— Start GIVEN DATA —
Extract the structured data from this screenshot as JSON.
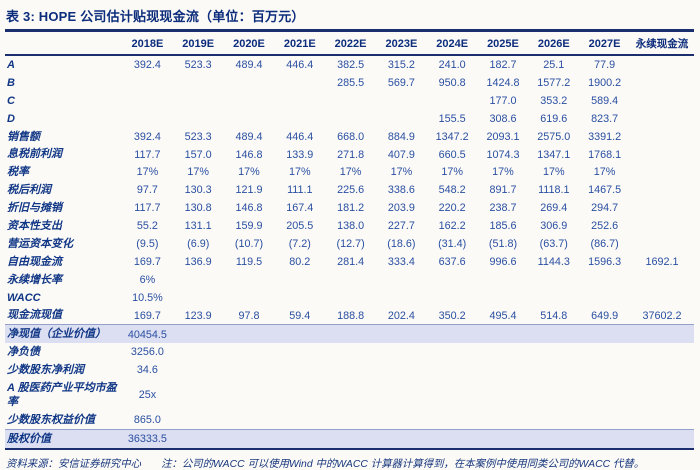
{
  "title": "表 3: HOPE 公司估计贴现现金流（单位：百万元）",
  "table": {
    "columns": [
      "2018E",
      "2019E",
      "2020E",
      "2021E",
      "2022E",
      "2023E",
      "2024E",
      "2025E",
      "2026E",
      "2027E"
    ],
    "perpetual_column": "永续现金流",
    "rows": [
      {
        "label": "A",
        "values": [
          "392.4",
          "523.3",
          "489.4",
          "446.4",
          "382.5",
          "315.2",
          "241.0",
          "182.7",
          "25.1",
          "77.9",
          ""
        ],
        "highlight": false
      },
      {
        "label": "B",
        "values": [
          "",
          "",
          "",
          "",
          "285.5",
          "569.7",
          "950.8",
          "1424.8",
          "1577.2",
          "1900.2",
          ""
        ],
        "highlight": false
      },
      {
        "label": "C",
        "values": [
          "",
          "",
          "",
          "",
          "",
          "",
          "",
          "177.0",
          "353.2",
          "589.4",
          ""
        ],
        "highlight": false
      },
      {
        "label": "D",
        "values": [
          "",
          "",
          "",
          "",
          "",
          "",
          "155.5",
          "308.6",
          "619.6",
          "823.7",
          ""
        ],
        "highlight": false
      },
      {
        "label": "销售额",
        "values": [
          "392.4",
          "523.3",
          "489.4",
          "446.4",
          "668.0",
          "884.9",
          "1347.2",
          "2093.1",
          "2575.0",
          "3391.2",
          ""
        ],
        "highlight": false
      },
      {
        "label": "息税前利润",
        "values": [
          "117.7",
          "157.0",
          "146.8",
          "133.9",
          "271.8",
          "407.9",
          "660.5",
          "1074.3",
          "1347.1",
          "1768.1",
          ""
        ],
        "highlight": false
      },
      {
        "label": "税率",
        "values": [
          "17%",
          "17%",
          "17%",
          "17%",
          "17%",
          "17%",
          "17%",
          "17%",
          "17%",
          "17%",
          ""
        ],
        "highlight": false
      },
      {
        "label": "税后利润",
        "values": [
          "97.7",
          "130.3",
          "121.9",
          "111.1",
          "225.6",
          "338.6",
          "548.2",
          "891.7",
          "1118.1",
          "1467.5",
          ""
        ],
        "highlight": false
      },
      {
        "label": "折旧与摊销",
        "values": [
          "117.7",
          "130.8",
          "146.8",
          "167.4",
          "181.2",
          "203.9",
          "220.2",
          "238.7",
          "269.4",
          "294.7",
          ""
        ],
        "highlight": false
      },
      {
        "label": "资本性支出",
        "values": [
          "55.2",
          "131.1",
          "159.9",
          "205.5",
          "138.0",
          "227.7",
          "162.2",
          "185.6",
          "306.9",
          "252.6",
          ""
        ],
        "highlight": false
      },
      {
        "label": "营运资本变化",
        "values": [
          "(9.5)",
          "(6.9)",
          "(10.7)",
          "(7.2)",
          "(12.7)",
          "(18.6)",
          "(31.4)",
          "(51.8)",
          "(63.7)",
          "(86.7)",
          ""
        ],
        "highlight": false
      },
      {
        "label": "自由现金流",
        "values": [
          "169.7",
          "136.9",
          "119.5",
          "80.2",
          "281.4",
          "333.4",
          "637.6",
          "996.6",
          "1144.3",
          "1596.3",
          "1692.1"
        ],
        "highlight": false
      },
      {
        "label": "永续增长率",
        "values": [
          "6%",
          "",
          "",
          "",
          "",
          "",
          "",
          "",
          "",
          "",
          ""
        ],
        "highlight": false
      },
      {
        "label": "WACC",
        "values": [
          "10.5%",
          "",
          "",
          "",
          "",
          "",
          "",
          "",
          "",
          "",
          ""
        ],
        "highlight": false
      },
      {
        "label": "现金流现值",
        "values": [
          "169.7",
          "123.9",
          "97.8",
          "59.4",
          "188.8",
          "202.4",
          "350.2",
          "495.4",
          "514.8",
          "649.9",
          "37602.2"
        ],
        "highlight": false
      },
      {
        "label": "净现值（企业价值）",
        "values": [
          "40454.5",
          "",
          "",
          "",
          "",
          "",
          "",
          "",
          "",
          "",
          ""
        ],
        "highlight": true
      },
      {
        "label": "净负债",
        "values": [
          "3256.0",
          "",
          "",
          "",
          "",
          "",
          "",
          "",
          "",
          "",
          ""
        ],
        "highlight": false
      },
      {
        "label": "少数股东净利润",
        "values": [
          "34.6",
          "",
          "",
          "",
          "",
          "",
          "",
          "",
          "",
          "",
          ""
        ],
        "highlight": false
      },
      {
        "label": "A 股医药产业平均市盈率",
        "values": [
          "25x",
          "",
          "",
          "",
          "",
          "",
          "",
          "",
          "",
          "",
          ""
        ],
        "highlight": false
      },
      {
        "label": "少数股东权益价值",
        "values": [
          "865.0",
          "",
          "",
          "",
          "",
          "",
          "",
          "",
          "",
          "",
          ""
        ],
        "highlight": false
      },
      {
        "label": "股权价值",
        "values": [
          "36333.5",
          "",
          "",
          "",
          "",
          "",
          "",
          "",
          "",
          "",
          ""
        ],
        "highlight": true
      }
    ]
  },
  "footer": {
    "source": "资料来源：安信证券研究中心",
    "note": "注：公司的WACC 可以使用Wind 中的WACC 计算器计算得到，在本案例中使用同类公司的WACC 代替。"
  },
  "colors": {
    "accent_navy": "#1b2f6e",
    "text_navy": "#17377e",
    "highlight_bg": "#dbdff1"
  }
}
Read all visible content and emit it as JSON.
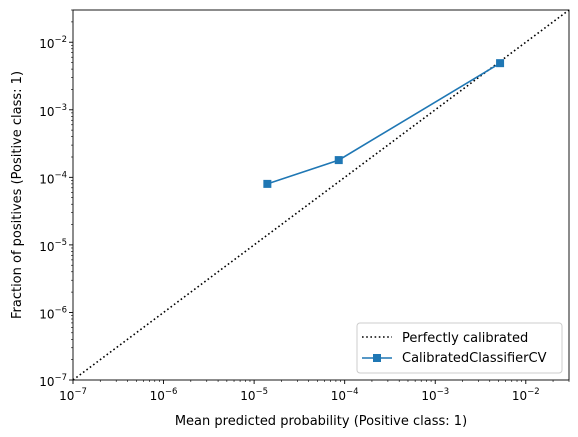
{
  "chart_data": {
    "type": "line",
    "xlabel": "Mean predicted probability (Positive class: 1)",
    "ylabel": "Fraction of positives (Positive class: 1)",
    "xscale": "log",
    "yscale": "log",
    "xlim": [
      1e-07,
      0.03
    ],
    "ylim": [
      1e-07,
      0.03
    ],
    "xticks": [
      {
        "value": 1e-07,
        "base": "10",
        "exp": "−7"
      },
      {
        "value": 1e-06,
        "base": "10",
        "exp": "−6"
      },
      {
        "value": 1e-05,
        "base": "10",
        "exp": "−5"
      },
      {
        "value": 0.0001,
        "base": "10",
        "exp": "−4"
      },
      {
        "value": 0.001,
        "base": "10",
        "exp": "−3"
      },
      {
        "value": 0.01,
        "base": "10",
        "exp": "−2"
      }
    ],
    "yticks": [
      {
        "value": 1e-07,
        "base": "10",
        "exp": "−7"
      },
      {
        "value": 1e-06,
        "base": "10",
        "exp": "−6"
      },
      {
        "value": 1e-05,
        "base": "10",
        "exp": "−5"
      },
      {
        "value": 0.0001,
        "base": "10",
        "exp": "−4"
      },
      {
        "value": 0.001,
        "base": "10",
        "exp": "−3"
      },
      {
        "value": 0.01,
        "base": "10",
        "exp": "−2"
      }
    ],
    "legend_position": "lower-right",
    "series": [
      {
        "name": "Perfectly calibrated",
        "style": "dotted",
        "color": "#000000",
        "x": [
          1e-07,
          0.03
        ],
        "y": [
          1e-07,
          0.03
        ]
      },
      {
        "name": "CalibratedClassifierCV",
        "style": "solid",
        "marker": "square",
        "color": "#1f77b4",
        "x": [
          1.4e-05,
          8.6e-05,
          0.0052
        ],
        "y": [
          8e-05,
          0.00018,
          0.0049
        ]
      }
    ]
  }
}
— End GIVEN DATA —
EXERCISE DESCRIPTION:
Where a line in the material above holds "JSON", copy that line.

ANSWER FOR THIS EXERCISE:
Extract the structured data from this screenshot as JSON.
Read all visible content and emit it as JSON.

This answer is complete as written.